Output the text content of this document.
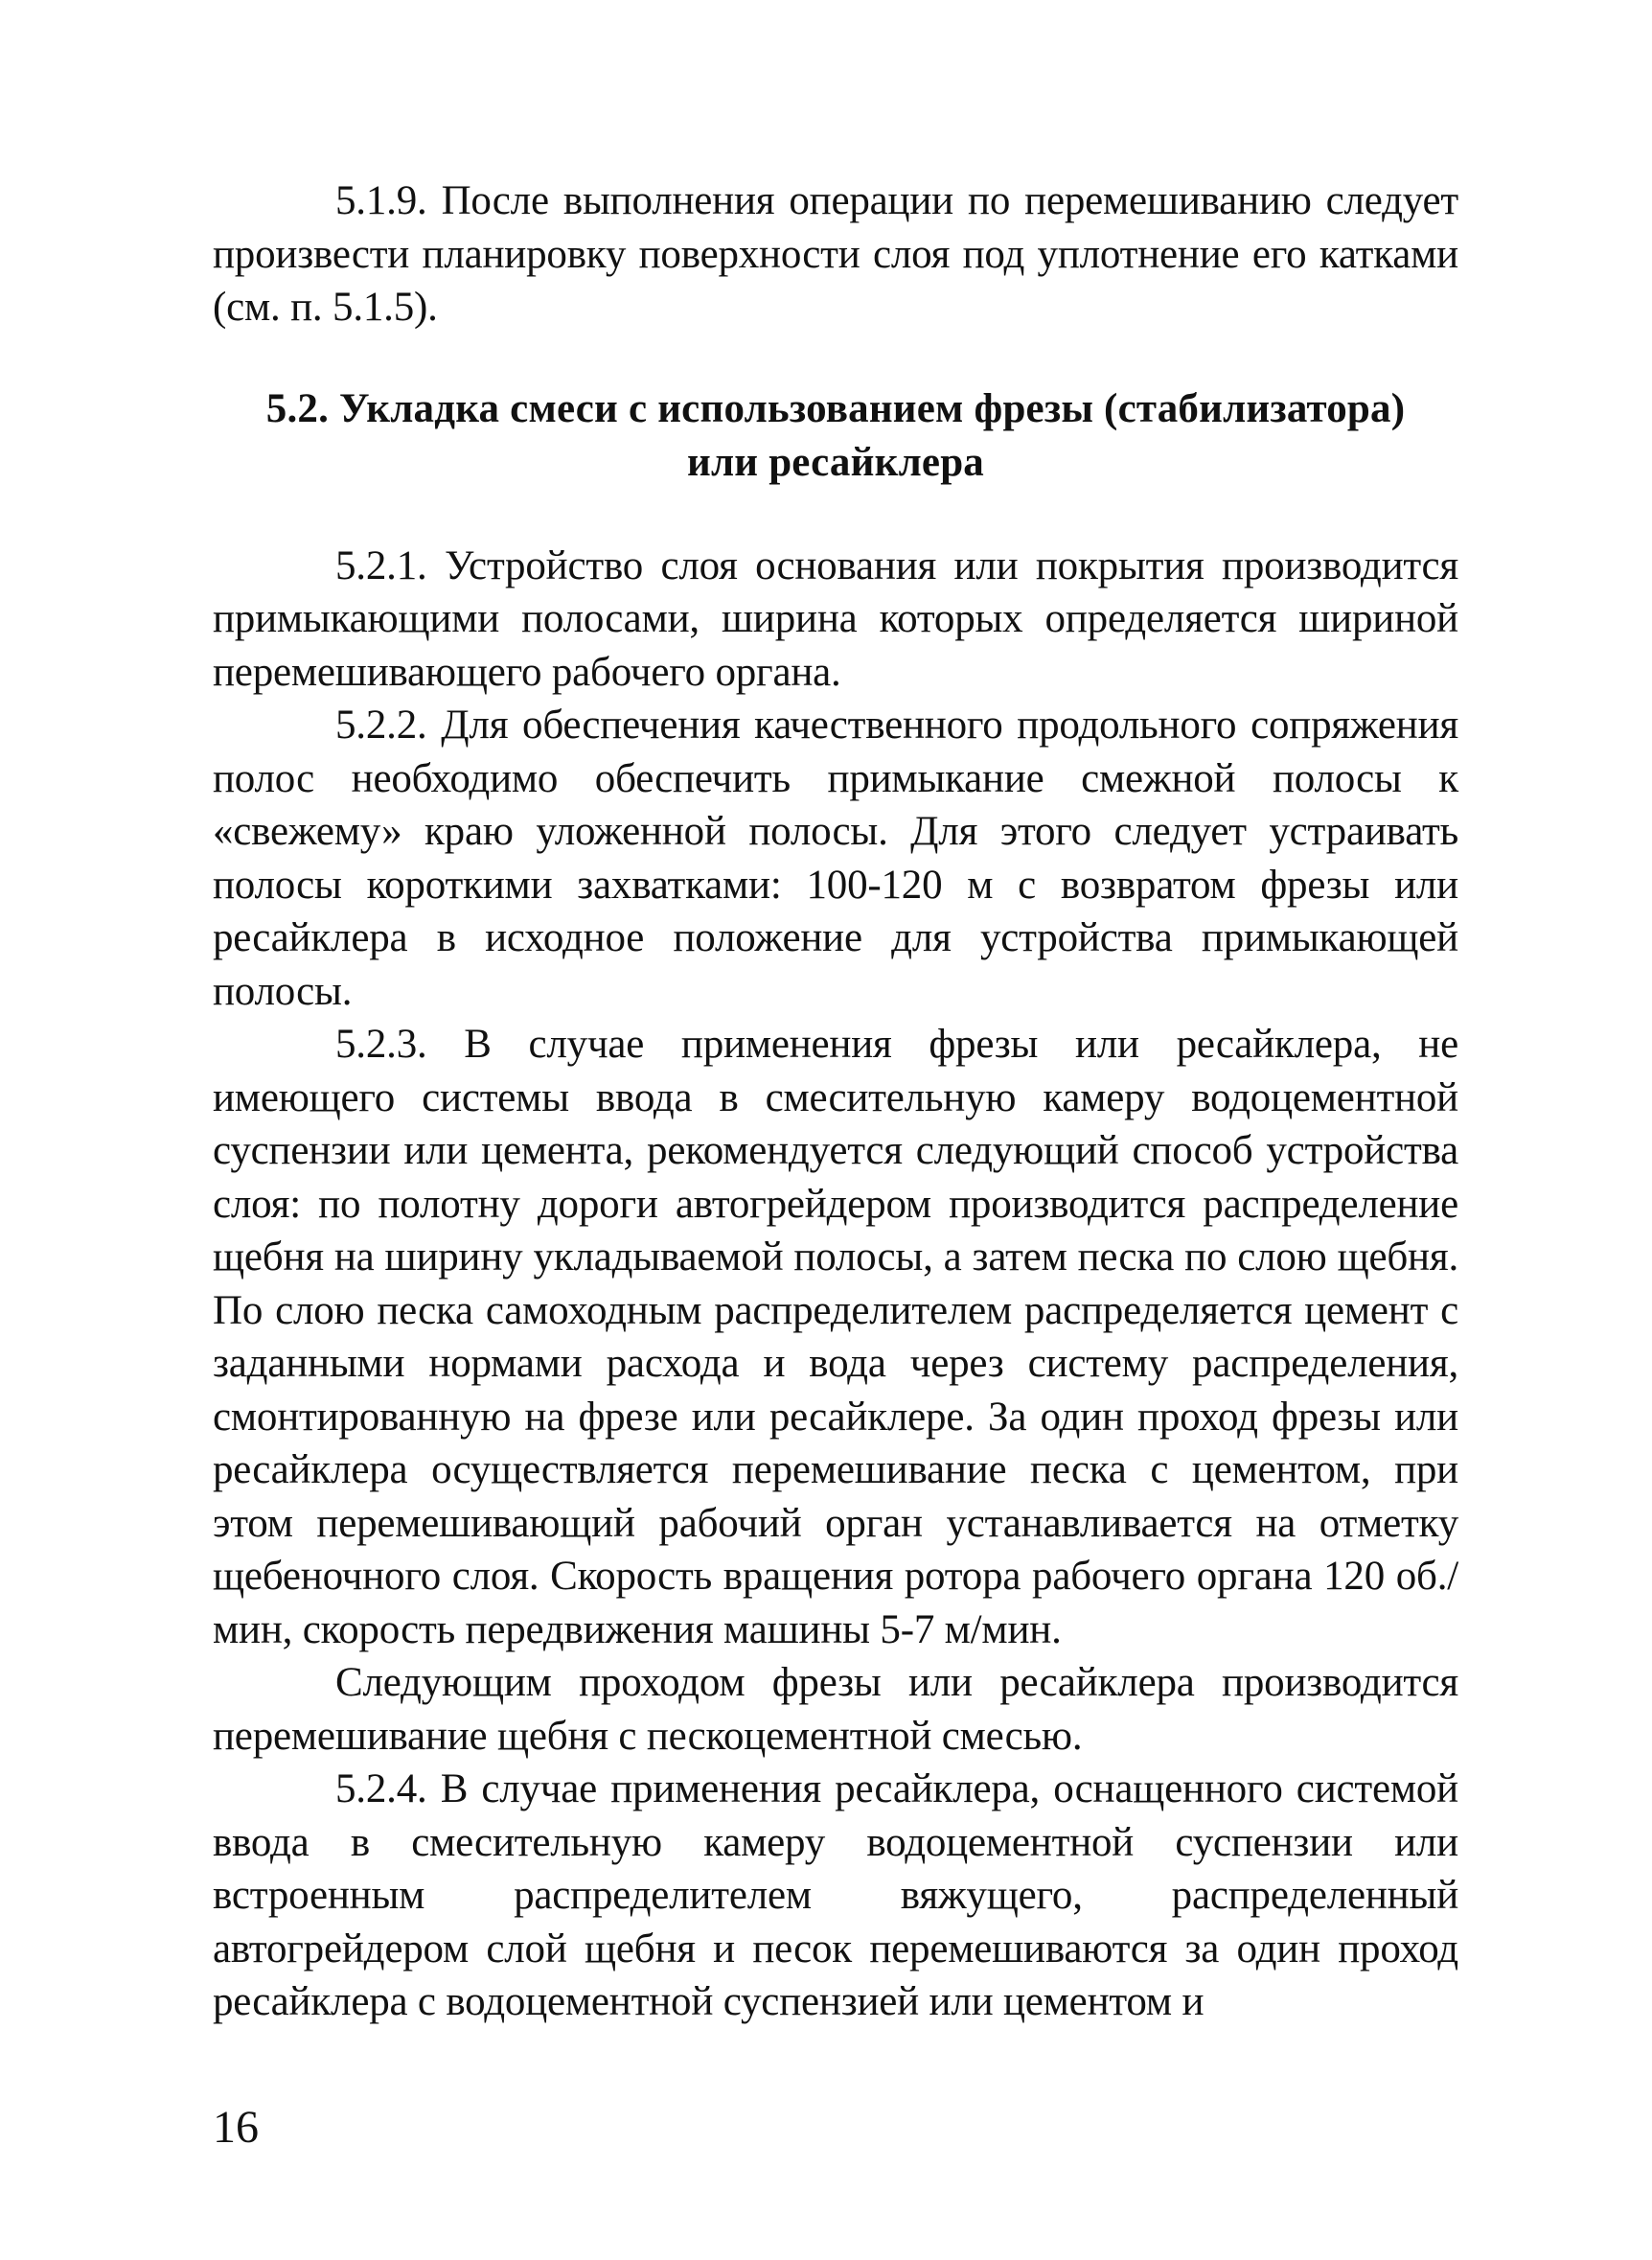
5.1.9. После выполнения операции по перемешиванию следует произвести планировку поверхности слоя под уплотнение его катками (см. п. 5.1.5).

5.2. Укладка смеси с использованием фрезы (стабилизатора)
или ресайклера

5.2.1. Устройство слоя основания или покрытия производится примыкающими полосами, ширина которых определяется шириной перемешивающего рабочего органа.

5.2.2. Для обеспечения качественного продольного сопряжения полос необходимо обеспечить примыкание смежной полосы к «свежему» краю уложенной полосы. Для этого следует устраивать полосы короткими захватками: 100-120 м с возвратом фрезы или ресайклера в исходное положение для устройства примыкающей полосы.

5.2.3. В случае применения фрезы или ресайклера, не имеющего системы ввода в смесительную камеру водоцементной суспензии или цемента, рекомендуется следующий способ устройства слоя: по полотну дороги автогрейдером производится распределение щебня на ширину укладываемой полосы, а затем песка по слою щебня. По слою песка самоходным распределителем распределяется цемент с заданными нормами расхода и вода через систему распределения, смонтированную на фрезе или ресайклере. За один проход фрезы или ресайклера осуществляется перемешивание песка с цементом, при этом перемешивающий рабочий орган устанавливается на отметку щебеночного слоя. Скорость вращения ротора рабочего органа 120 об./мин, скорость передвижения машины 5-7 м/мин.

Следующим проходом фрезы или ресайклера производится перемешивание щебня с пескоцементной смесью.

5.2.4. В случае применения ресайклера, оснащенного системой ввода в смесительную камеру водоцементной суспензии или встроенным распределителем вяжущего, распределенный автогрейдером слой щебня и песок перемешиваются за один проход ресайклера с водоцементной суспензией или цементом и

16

^^^^^^^^

--- PROBLEM DESCRIPTION ---
Leave out the pictures and give the listing above again exactly.

--- SOLUTION TO THIS PROBLEM ---
Output the text content of this document.
5.1.9. После выполнения операции по перемешиванию следует произвести планировку поверхности слоя под уплотнение его катками (см. п. 5.1.5).

5.2. Укладка смеси с использованием фрезы (стабилизатора)
или ресайклера

5.2.1. Устройство слоя основания или покрытия производится примыкающими полосами, ширина которых определяется шириной перемешивающего рабочего органа.

5.2.2. Для обеспечения качественного продольного сопряжения полос необходимо обеспечить примыкание смежной полосы к «свежему» краю уложенной полосы. Для этого следует устраивать полосы короткими захватками: 100-120 м с возвратом фрезы или ресайклера в исходное положение для устройства примыкающей полосы.

5.2.3. В случае применения фрезы или ресайклера, не имеющего системы ввода в смесительную камеру водоцементной суспензии или цемента, рекомендуется следующий способ устройства слоя: по полотну дороги автогрейдером производится распределение щебня на ширину укладываемой полосы, а затем песка по слою щебня. По слою песка самоходным распределителем распределяется цемент с заданными нормами расхода и вода через систему распределения, смонтированную на фрезе или ресайклере. За один проход фрезы или ресайклера осуществляется перемешивание песка с цементом, при этом перемешивающий рабочий орган устанавливается на отметку щебеночного слоя. Скорость вращения ротора рабочего органа 120 об./мин, скорость передвижения машины 5-7 м/мин.

Следующим проходом фрезы или ресайклера производится перемешивание щебня с пескоцементной смесью.

5.2.4. В случае применения ресайклера, оснащенного системой ввода в смесительную камеру водоцементной суспензии или встроенным распределителем вяжущего, распределенный автогрейдером слой щебня и песок перемешиваются за один проход ресайклера с водоцементной суспензией или цементом и

16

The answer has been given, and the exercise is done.